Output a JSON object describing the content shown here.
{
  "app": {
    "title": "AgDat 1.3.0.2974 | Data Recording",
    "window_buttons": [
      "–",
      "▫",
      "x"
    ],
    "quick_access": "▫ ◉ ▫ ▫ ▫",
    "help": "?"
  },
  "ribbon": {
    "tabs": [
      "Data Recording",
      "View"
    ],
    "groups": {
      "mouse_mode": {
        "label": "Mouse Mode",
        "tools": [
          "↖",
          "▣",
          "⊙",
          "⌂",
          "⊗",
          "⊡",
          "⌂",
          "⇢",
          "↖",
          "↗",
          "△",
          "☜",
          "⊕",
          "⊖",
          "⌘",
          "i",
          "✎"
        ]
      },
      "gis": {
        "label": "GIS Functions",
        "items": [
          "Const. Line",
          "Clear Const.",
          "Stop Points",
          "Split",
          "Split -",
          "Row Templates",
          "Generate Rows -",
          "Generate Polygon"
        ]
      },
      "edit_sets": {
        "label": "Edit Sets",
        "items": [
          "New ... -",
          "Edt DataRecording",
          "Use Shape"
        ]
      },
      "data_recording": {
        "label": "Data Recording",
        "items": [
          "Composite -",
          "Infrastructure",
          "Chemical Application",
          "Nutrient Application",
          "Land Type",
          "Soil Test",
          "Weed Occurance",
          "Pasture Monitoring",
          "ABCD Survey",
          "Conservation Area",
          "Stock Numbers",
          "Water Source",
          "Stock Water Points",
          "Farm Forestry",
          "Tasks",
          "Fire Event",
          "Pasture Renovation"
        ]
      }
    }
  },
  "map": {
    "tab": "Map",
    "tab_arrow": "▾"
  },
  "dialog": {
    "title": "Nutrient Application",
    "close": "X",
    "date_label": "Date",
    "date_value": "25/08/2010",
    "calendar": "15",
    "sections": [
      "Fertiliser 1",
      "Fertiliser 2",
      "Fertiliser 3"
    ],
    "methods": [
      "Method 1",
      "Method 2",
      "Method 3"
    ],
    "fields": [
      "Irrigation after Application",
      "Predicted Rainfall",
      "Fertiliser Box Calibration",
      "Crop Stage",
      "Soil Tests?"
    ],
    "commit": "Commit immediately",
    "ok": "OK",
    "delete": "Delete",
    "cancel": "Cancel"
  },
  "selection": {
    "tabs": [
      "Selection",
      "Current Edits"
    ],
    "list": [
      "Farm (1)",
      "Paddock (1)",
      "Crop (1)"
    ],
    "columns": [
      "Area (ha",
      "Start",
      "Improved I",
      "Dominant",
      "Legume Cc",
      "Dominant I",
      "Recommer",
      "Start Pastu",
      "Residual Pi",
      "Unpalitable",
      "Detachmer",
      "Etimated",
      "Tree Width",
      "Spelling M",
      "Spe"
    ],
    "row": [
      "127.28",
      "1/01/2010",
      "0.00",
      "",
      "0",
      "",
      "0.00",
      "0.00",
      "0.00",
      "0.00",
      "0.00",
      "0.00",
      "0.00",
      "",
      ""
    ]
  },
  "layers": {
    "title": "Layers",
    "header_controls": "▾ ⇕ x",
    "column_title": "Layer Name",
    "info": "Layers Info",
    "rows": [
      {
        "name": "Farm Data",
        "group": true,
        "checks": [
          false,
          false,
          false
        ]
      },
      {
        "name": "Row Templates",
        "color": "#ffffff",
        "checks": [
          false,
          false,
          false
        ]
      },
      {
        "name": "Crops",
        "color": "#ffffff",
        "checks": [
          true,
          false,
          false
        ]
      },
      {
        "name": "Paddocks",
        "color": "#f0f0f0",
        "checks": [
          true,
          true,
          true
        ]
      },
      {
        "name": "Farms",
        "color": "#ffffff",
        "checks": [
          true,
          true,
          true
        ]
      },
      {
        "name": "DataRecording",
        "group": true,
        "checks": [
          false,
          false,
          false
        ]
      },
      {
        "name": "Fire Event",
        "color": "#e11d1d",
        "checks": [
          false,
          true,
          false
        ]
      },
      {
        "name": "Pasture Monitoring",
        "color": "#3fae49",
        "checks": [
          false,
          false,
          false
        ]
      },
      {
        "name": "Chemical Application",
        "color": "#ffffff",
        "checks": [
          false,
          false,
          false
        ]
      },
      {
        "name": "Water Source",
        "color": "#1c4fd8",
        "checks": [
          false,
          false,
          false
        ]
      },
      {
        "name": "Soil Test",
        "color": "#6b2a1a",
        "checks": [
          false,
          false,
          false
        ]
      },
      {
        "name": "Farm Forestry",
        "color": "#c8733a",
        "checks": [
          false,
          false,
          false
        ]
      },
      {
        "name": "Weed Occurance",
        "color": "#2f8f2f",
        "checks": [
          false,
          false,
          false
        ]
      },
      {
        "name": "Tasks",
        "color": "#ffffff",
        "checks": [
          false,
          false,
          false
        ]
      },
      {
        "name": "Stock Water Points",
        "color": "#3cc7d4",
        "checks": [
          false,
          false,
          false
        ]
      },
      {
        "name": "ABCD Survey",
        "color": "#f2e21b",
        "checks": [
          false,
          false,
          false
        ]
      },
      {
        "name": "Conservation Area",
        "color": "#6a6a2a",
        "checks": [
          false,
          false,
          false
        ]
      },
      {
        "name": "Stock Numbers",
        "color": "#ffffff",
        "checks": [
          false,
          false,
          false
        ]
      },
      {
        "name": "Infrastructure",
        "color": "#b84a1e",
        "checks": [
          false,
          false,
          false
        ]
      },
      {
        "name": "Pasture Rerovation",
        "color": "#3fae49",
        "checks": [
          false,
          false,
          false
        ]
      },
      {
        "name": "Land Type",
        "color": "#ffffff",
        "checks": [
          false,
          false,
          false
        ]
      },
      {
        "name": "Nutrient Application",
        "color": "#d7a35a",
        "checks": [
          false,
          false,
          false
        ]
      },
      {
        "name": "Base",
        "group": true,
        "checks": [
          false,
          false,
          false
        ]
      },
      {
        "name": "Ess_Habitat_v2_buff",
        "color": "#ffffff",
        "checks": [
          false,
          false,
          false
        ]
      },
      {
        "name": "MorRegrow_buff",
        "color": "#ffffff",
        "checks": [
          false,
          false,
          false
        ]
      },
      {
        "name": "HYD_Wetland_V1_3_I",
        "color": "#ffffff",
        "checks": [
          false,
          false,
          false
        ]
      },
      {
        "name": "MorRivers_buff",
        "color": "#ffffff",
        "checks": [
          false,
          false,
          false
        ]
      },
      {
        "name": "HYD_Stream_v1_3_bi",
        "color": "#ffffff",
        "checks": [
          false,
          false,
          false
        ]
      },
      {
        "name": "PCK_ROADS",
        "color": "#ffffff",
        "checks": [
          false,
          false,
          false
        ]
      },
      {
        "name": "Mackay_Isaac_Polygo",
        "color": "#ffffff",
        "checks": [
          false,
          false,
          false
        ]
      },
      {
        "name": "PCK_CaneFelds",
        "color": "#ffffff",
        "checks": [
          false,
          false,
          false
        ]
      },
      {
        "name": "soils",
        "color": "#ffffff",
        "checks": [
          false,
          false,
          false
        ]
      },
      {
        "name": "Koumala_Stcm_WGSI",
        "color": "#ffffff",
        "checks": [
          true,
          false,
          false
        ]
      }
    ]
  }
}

Task requirements ▸ Search the data above for the word "Stock", then gather each line in which it appears.

Result of this task ▸
          "Stock Numbers",
          "Stock Water Points",
        "name": "Stock Water Points",
        "name": "Stock Numbers",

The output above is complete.